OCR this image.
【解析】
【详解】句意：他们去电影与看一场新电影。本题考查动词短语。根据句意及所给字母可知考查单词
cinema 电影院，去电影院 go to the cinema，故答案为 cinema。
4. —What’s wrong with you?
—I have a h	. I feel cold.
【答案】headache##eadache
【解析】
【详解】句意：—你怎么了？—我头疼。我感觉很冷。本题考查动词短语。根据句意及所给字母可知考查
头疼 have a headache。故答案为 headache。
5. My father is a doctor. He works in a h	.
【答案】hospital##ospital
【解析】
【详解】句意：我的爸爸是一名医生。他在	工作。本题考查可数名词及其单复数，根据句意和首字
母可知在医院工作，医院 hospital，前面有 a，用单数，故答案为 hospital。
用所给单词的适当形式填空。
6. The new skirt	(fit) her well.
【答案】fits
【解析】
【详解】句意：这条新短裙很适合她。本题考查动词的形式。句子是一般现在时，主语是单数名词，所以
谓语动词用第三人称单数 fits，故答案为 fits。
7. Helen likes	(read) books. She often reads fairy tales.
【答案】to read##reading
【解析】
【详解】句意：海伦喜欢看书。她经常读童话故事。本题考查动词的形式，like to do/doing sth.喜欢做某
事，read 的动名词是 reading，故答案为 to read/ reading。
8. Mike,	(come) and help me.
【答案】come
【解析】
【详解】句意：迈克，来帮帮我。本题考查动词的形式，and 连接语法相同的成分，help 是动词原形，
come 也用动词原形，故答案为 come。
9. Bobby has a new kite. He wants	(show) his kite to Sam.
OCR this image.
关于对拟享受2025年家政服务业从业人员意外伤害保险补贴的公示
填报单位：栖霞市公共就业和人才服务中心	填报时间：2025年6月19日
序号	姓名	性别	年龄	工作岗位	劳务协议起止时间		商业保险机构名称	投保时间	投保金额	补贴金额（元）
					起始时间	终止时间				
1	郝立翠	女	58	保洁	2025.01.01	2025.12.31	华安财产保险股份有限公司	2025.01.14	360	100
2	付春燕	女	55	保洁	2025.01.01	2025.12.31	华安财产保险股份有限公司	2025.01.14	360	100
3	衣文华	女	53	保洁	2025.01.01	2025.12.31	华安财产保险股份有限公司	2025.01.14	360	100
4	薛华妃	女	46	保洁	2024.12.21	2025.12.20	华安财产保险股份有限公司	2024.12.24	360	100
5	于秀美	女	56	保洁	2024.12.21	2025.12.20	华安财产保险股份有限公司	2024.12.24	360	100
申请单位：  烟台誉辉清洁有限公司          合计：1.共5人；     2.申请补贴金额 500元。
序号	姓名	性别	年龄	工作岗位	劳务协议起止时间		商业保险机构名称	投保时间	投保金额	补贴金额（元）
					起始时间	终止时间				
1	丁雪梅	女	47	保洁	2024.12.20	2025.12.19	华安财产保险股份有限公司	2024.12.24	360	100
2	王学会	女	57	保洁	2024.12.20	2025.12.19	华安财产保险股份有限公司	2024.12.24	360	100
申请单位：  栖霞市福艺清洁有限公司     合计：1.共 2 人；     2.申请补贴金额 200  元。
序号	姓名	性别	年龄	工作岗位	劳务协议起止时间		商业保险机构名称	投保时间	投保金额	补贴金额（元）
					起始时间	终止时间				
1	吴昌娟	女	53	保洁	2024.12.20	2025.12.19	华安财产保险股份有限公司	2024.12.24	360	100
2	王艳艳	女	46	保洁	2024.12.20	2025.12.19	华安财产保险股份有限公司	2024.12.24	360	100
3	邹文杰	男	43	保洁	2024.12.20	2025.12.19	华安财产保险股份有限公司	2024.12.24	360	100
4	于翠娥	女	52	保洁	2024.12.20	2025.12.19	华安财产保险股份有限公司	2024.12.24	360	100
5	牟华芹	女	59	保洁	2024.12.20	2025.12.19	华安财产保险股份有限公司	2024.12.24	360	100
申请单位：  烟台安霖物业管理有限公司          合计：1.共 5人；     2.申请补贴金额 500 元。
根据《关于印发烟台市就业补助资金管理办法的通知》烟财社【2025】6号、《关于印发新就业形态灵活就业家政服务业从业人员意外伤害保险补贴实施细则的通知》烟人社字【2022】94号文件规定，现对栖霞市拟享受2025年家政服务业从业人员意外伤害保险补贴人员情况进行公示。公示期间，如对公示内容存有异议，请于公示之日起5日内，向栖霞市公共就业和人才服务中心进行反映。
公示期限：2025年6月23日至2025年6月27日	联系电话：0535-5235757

### [Short problem]
Retype the material in full. Each word must match.

### [Written response]
OCR this image.
【解析】
【详解】句意：他们去电影与看一场新电影。本题考查动词短语。根据句意及所给字母可知考查单词
cinema 电影院，去电影院 go to the cinema，故答案为 cinema。
4. —What’s wrong with you?
—I have a h	. I feel cold.
【答案】headache##eadache
【解析】
【详解】句意：—你怎么了？—我头疼。我感觉很冷。本题考查动词短语。根据句意及所给字母可知考查
头疼 have a headache。故答案为 headache。
5. My father is a doctor. He works in a h	.
【答案】hospital##ospital
【解析】
【详解】句意：我的爸爸是一名医生。他在	工作。本题考查可数名词及其单复数，根据句意和首字
母可知在医院工作，医院 hospital，前面有 a，用单数，故答案为 hospital。
用所给单词的适当形式填空。
6. The new skirt	(fit) her well.
【答案】fits
【解析】
【详解】句意：这条新短裙很适合她。本题考查动词的形式。句子是一般现在时，主语是单数名词，所以
谓语动词用第三人称单数 fits，故答案为 fits。
7. Helen likes	(read) books. She often reads fairy tales.
【答案】to read##reading
【解析】
【详解】句意：海伦喜欢看书。她经常读童话故事。本题考查动词的形式，like to do/doing sth.喜欢做某
事，read 的动名词是 reading，故答案为 to read/ reading。
8. Mike,	(come) and help me.
【答案】come
【解析】
【详解】句意：迈克，来帮帮我。本题考查动词的形式，and 连接语法相同的成分，help 是动词原形，
come 也用动词原形，故答案为 come。
9. Bobby has a new kite. He wants	(show) his kite to Sam.
OCR this image.
关于对拟享受2025年家政服务业从业人员意外伤害保险补贴的公示
填报单位：栖霞市公共就业和人才服务中心	填报时间：2025年6月19日
序号	姓名	性别	年龄	工作岗位	劳务协议起止时间		商业保险机构名称	投保时间	投保金额	补贴金额（元）
					起始时间	终止时间				
1	郝立翠	女	58	保洁	2025.01.01	2025.12.31	华安财产保险股份有限公司	2025.01.14	360	100
2	付春燕	女	55	保洁	2025.01.01	2025.12.31	华安财产保险股份有限公司	2025.01.14	360	100
3	衣文华	女	53	保洁	2025.01.01	2025.12.31	华安财产保险股份有限公司	2025.01.14	360	100
4	薛华妃	女	46	保洁	2024.12.21	2025.12.20	华安财产保险股份有限公司	2024.12.24	360	100
5	于秀美	女	56	保洁	2024.12.21	2025.12.20	华安财产保险股份有限公司	2024.12.24	360	100
申请单位：  烟台誉辉清洁有限公司          合计：1.共5人；     2.申请补贴金额 500元。
序号	姓名	性别	年龄	工作岗位	劳务协议起止时间		商业保险机构名称	投保时间	投保金额	补贴金额（元）
					起始时间	终止时间				
1	丁雪梅	女	47	保洁	2024.12.20	2025.12.19	华安财产保险股份有限公司	2024.12.24	360	100
2	王学会	女	57	保洁	2024.12.20	2025.12.19	华安财产保险股份有限公司	2024.12.24	360	100
申请单位：  栖霞市福艺清洁有限公司     合计：1.共 2 人；     2.申请补贴金额 200  元。
序号	姓名	性别	年龄	工作岗位	劳务协议起止时间		商业保险机构名称	投保时间	投保金额	补贴金额（元）
					起始时间	终止时间				
1	吴昌娟	女	53	保洁	2024.12.20	2025.12.19	华安财产保险股份有限公司	2024.12.24	360	100
2	王艳艳	女	46	保洁	2024.12.20	2025.12.19	华安财产保险股份有限公司	2024.12.24	360	100
3	邹文杰	男	43	保洁	2024.12.20	2025.12.19	华安财产保险股份有限公司	2024.12.24	360	100
4	于翠娥	女	52	保洁	2024.12.20	2025.12.19	华安财产保险股份有限公司	2024.12.24	360	100
5	牟华芹	女	59	保洁	2024.12.20	2025.12.19	华安财产保险股份有限公司	2024.12.24	360	100
申请单位：  烟台安霖物业管理有限公司          合计：1.共 5人；     2.申请补贴金额 500 元。
根据《关于印发烟台市就业补助资金管理办法的通知》烟财社【2025】6号、《关于印发新就业形态灵活就业家政服务业从业人员意外伤害保险补贴实施细则的通知》烟人社字【2022】94号文件规定，现对栖霞市拟享受2025年家政服务业从业人员意外伤害保险补贴人员情况进行公示。公示期间，如对公示内容存有异议，请于公示之日起5日内，向栖霞市公共就业和人才服务中心进行反映。
公示期限：2025年6月23日至2025年6月27日	联系电话：0535-5235757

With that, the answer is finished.